§ Excerpted text
____________________

We have been hearing goodwill noises from the Treasury Bench for too long. The industry has been kept waiting for far too long. I believe that only a lack of bureaucratic will has kept the industry within its present economic and legal constraints. It is time to take aquaculture out of its present limbo land. The clause would serve as a holding operation until a fresh Bill could be introduced, either here or in Scotand.

I will leave the Minister with one simple thought. Fifty per cent. of the fish consumed in Israel are produced currently from fish farms in the barren Negev desert. If the Israelis can do it there, why can we not do it here?

5.30 p.m.

Mr. George Thompson (Galloway)

In commending the amendment I wish to urge the Minister and his Department to take a leaf out of the book of the Leader of the Opposition. She is visiting my constituency this weekend in order to take a farm walk. I hope that the sun will shine upon her in the meteorological sense, although I have other hopes in the political sense, of course. Her example, however, should be commended. The Ministry could send its civil servants on a fish farm walk. I wish, too, that the Treasury would send its civil servants on a forest walk. Such walks would improve their health and broaden their outlook.

In supporting the amendment we are asking the Government to do three things. First we are asking them to recognise that fish farming is an important industry in its own right. Some people may ask how important can it be when in 1974, according to the latest report on Scottish fisheries, production was 900 metric tons of rainbow trout plus other lesser products. But the answer is obvious.

The increasing world population will demand increasing food production. As the demand for food production grows in other parts of the world we are bound to produce much more food from our own resources. It is rather shocking that in their document of that name the Government did not mention fish farming at all. When the seas have been over-fished we shall need to farm fish for our own needs. To do that we must build up expertise now. Certainly we have led the way in research and development, although I must confess that I had to visit a lobster fishery in Ireland many years ago to discover how much research had been done in Scotland. It was a revelation to me. I thought then that we might have been better educated in Scotland on this aspect of what we were doing.

But unless fish farming builds up, research and development will not be able to continue as they should because there must be an interaction between the fish farmer and the research scientist. It might be said that the industry is not important because the numbers employed are small. In my local fish farm between 10 and 15 people are employed in the course of the year. In the summer it takes on university students. Our largest village has only 400 inhabitants and the nearest village to the fish farm has only just over 300 in population. In that context 10 or 15 jobs are very important. We must not neglect fish farming on the grounds that the numbers employed are very small.

The second thing we are asking is that the Government should give fish farming the status it merits as one of the food producing industries and as the husbandry of livestock. To get some examples about the confusion surrounding the status of fish farming we need to go no further than the report of the working group entitled "Issues Considered by a Working Group Convened to Identify and Examine Legislative and Administrative Matters Affecting Fish Farmers" and issued on 13th January this year. It points out that the position on the rating of fish farms varies as between England and Scotland, although it is difficult to see that there can be a particularly logical reason for that.

____________________

§ Dataset excerpt

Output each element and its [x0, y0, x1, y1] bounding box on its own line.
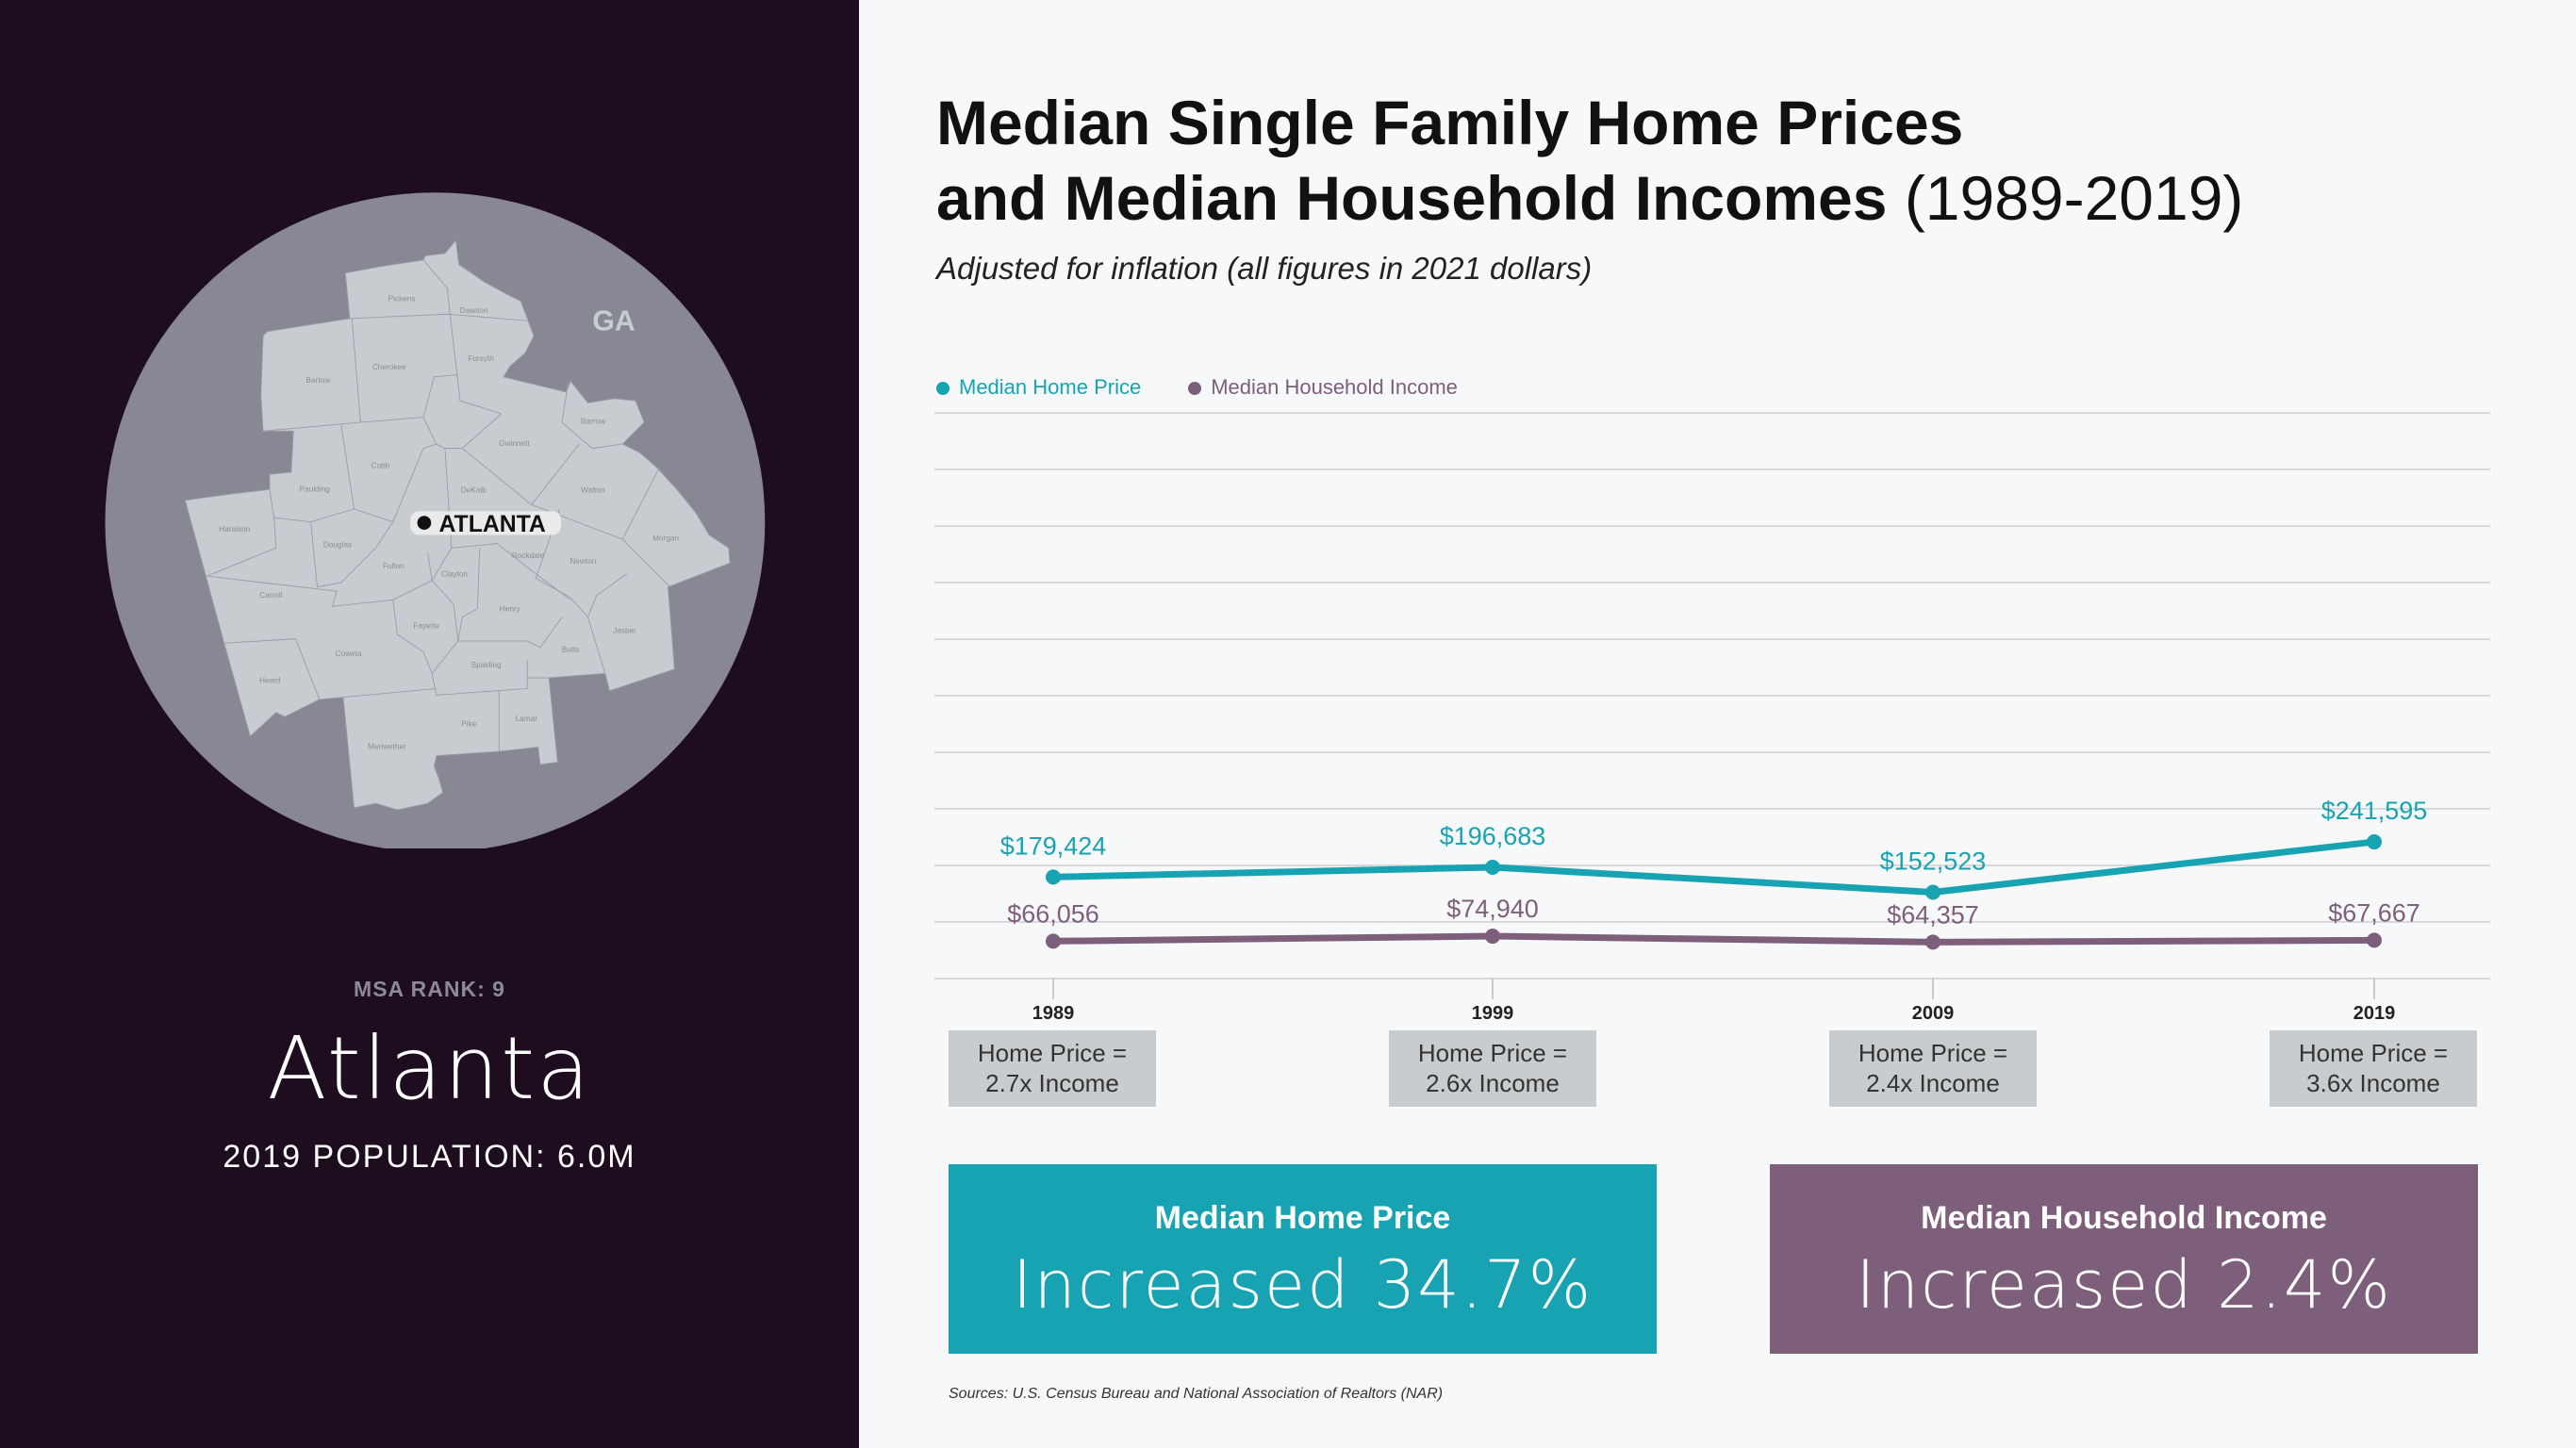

____________________

§ Exercises to complete
1/ Answer these from the fish farming debate excerpt:
(a) What share of the fish consumed in Israel is produced from fish farms in the Negev desert?
(b) How many people does the speaker's local fish farm employ in the course of the year?
(c) On what date was the working group's report issued?
2/ Write out everything in the fish farming debate excerpt from "The increasing world" down to "we were doing.".
3/ State whether each of these statements agrees with the fish farming debate excerpt. Answer yes or no and quote the words that decide it.
(a) Rainbow trout production in 1974 was 900 metric tons.
(b) The Government's document mentioned fish farming only briefly.
(c) Fish farms are rated the same way in England and Scotland.

§ Answers to the exercises
1/
(a) Fifty per cent.
(b) Between 10 and 15 people.
(c) On 13th January this year.

2/
The increasing world population will demand increasing food production. As the demand for food production grows in other parts of the world we are bound to produce much more food from our own resources. It is rather shocking that in their document of that name the Government did not mention fish farming at all. When the seas have been over-fished we shall need to farm fish for our own needs. To do that we must build up expertise now. Certainly we have led the way in research and development, although I must confess that I had to visit a lobster fishery in Ireland many years ago to discover how much research had been done in Scotland. It was a revelation to me. I thought then that we might have been better educated in Scotland on this aspect of what we were doing.

3/
(a) Yes: "production was 900 metric tons of rainbow trout plus other lesser products"
(b) No: "the Government did not mention fish farming at all"
(c) No: "the position on the rating of fish farms varies as between England and Scotland"